-- Extracted records --
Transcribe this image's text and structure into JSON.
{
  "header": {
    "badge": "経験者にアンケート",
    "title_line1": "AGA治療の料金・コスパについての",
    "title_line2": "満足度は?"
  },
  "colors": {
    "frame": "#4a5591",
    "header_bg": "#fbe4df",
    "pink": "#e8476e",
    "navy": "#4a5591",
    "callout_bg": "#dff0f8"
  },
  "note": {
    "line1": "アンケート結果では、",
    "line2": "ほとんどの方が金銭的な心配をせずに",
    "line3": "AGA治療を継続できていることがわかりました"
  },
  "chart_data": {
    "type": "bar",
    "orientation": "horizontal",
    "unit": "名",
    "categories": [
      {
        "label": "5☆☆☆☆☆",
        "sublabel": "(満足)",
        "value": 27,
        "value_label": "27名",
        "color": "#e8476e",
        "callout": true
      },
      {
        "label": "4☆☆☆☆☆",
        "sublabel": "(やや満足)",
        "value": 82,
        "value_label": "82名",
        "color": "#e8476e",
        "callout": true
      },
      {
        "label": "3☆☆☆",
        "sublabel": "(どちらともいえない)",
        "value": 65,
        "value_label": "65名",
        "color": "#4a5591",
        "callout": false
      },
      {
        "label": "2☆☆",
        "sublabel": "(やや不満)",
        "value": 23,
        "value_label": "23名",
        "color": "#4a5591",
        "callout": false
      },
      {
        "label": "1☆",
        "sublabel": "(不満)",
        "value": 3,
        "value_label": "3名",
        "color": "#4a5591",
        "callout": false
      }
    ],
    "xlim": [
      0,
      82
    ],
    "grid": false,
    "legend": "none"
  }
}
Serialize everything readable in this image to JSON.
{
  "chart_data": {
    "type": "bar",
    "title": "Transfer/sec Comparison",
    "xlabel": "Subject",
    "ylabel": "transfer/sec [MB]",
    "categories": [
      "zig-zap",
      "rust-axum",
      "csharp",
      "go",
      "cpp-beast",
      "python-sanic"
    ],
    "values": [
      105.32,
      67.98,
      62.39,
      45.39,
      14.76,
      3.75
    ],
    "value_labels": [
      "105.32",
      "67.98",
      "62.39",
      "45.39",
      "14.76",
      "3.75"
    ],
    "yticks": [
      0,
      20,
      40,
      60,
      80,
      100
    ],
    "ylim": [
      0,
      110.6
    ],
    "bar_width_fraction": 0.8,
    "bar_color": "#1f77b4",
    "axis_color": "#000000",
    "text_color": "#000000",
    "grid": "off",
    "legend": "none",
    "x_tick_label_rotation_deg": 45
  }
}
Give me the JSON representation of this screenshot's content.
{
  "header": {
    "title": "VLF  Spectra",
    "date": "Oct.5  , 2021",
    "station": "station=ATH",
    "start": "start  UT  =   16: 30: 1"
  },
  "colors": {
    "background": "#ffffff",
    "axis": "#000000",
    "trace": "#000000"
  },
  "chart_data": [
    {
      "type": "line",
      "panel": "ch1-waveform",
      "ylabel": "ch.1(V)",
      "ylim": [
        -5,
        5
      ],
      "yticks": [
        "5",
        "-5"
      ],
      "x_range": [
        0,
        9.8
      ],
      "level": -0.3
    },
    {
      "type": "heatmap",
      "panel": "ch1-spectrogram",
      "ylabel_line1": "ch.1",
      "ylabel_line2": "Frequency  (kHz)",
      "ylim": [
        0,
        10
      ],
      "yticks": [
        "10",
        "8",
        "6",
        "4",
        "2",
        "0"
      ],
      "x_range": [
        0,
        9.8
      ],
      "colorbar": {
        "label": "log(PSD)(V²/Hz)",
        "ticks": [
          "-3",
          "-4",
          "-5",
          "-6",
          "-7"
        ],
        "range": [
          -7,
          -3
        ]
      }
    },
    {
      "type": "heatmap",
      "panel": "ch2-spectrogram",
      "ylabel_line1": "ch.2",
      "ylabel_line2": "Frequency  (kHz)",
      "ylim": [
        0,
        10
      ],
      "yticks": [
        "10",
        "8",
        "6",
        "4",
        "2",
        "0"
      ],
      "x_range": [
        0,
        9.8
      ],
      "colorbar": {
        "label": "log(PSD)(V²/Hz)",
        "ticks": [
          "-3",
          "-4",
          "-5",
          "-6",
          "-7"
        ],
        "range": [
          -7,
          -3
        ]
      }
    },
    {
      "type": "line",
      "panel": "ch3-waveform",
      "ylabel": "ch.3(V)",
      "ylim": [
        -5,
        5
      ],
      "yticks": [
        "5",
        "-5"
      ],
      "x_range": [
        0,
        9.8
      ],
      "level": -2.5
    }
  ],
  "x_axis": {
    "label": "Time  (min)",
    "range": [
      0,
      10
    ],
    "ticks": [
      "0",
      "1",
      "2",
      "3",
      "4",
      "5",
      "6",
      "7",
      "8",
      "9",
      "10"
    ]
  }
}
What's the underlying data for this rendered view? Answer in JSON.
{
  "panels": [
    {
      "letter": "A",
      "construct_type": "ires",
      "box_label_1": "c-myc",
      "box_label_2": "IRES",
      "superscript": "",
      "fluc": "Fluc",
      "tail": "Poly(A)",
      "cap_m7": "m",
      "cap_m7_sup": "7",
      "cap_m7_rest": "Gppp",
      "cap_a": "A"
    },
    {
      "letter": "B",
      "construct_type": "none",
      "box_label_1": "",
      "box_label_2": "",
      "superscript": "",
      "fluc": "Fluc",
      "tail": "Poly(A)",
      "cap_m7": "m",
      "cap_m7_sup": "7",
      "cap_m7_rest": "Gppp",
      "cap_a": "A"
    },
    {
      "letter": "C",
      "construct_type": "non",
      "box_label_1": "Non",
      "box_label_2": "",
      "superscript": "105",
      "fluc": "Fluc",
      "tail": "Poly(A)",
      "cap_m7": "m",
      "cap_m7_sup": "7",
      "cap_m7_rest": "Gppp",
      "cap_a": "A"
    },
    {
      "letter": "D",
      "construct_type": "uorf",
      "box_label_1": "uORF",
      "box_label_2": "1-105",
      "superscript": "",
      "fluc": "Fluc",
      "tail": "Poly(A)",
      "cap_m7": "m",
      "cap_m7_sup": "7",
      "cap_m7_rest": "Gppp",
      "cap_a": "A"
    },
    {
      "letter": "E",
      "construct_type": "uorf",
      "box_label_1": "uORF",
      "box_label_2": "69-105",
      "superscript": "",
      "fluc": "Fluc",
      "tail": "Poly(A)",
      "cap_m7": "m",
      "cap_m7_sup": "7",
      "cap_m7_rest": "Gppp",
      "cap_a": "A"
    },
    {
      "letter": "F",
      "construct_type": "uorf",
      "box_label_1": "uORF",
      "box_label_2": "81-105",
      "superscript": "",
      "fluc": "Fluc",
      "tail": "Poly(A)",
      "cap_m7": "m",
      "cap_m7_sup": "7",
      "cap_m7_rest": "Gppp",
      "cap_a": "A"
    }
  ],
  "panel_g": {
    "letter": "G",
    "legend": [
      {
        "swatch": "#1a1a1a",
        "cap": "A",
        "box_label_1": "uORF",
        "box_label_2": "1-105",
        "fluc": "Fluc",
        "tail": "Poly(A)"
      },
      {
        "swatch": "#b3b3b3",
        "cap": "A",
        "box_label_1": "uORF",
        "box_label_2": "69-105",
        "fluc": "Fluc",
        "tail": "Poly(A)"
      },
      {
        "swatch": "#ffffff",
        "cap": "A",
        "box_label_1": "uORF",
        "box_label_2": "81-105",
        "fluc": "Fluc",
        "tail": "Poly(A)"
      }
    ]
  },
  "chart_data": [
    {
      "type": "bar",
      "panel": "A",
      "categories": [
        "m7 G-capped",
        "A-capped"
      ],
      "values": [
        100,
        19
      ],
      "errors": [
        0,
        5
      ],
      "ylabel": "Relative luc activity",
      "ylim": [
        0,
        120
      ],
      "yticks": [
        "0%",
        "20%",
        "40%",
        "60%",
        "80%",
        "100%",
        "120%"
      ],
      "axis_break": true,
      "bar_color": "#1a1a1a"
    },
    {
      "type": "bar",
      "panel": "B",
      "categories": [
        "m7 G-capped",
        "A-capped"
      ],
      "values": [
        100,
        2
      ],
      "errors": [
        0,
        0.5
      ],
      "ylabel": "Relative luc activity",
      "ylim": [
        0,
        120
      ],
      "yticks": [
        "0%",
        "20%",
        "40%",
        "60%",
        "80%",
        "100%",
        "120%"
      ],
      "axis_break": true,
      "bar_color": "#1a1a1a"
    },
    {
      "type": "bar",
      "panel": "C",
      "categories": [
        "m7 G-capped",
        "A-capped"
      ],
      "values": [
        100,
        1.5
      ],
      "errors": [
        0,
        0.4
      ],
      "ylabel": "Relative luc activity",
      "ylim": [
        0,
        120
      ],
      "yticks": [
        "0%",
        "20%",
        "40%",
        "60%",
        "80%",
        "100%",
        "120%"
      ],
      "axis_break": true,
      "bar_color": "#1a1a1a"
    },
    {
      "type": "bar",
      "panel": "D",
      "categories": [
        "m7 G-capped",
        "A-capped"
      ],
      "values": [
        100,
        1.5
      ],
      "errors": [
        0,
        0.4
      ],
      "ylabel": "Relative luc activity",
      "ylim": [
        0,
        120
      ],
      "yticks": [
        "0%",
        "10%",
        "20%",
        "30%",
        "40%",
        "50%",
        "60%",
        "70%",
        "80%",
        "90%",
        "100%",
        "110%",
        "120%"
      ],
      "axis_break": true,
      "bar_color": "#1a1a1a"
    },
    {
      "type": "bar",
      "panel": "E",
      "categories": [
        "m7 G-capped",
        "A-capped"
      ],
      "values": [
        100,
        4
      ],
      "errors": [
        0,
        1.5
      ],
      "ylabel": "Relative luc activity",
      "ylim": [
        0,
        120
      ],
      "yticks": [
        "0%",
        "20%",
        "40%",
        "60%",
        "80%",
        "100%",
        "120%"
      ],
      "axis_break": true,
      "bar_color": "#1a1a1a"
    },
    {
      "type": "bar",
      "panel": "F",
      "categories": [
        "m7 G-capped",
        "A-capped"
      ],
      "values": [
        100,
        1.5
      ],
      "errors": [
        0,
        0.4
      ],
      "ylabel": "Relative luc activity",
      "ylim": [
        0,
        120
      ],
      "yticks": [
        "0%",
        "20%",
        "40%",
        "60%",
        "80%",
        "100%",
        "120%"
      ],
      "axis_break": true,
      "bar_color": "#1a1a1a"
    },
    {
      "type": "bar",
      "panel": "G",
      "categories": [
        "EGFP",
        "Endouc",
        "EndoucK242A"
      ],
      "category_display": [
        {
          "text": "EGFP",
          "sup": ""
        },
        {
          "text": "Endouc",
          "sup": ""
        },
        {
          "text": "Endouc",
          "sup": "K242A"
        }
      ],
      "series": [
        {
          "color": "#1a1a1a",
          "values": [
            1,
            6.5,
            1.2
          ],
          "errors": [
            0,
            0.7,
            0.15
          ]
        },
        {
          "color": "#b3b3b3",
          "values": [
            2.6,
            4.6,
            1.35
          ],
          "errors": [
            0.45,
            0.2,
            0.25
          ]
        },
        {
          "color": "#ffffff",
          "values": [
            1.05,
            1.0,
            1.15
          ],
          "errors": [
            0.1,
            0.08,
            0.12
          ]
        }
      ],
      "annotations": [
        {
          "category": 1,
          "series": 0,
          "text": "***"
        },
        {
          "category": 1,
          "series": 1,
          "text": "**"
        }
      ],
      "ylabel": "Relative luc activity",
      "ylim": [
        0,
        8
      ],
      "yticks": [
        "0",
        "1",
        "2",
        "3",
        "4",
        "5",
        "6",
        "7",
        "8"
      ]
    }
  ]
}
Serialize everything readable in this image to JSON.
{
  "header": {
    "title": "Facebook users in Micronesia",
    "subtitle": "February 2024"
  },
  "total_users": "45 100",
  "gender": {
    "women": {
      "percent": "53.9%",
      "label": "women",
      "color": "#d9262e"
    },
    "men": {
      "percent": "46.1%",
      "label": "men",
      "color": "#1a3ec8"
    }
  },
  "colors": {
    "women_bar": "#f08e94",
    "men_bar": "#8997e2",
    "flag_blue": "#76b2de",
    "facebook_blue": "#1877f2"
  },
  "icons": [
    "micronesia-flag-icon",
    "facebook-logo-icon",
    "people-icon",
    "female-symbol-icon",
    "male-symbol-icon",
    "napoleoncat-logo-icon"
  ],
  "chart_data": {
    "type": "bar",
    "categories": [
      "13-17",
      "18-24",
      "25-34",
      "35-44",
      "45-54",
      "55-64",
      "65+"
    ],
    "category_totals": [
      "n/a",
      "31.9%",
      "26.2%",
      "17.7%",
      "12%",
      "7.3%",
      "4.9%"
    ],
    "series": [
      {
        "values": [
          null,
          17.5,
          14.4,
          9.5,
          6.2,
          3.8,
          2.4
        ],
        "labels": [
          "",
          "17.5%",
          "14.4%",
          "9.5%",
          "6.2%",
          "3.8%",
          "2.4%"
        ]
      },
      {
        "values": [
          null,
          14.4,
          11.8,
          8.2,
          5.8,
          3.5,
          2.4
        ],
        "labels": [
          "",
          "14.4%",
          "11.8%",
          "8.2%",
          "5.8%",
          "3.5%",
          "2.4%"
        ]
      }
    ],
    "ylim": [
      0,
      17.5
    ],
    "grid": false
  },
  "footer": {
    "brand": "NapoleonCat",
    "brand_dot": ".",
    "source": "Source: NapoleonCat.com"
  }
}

-- Exercise goal --
Show all lines from the listing above in which "swatch" appears.

-- Exercise output --
        "swatch": "#1a1a1a",
        "swatch": "#b3b3b3",
        "swatch": "#ffffff",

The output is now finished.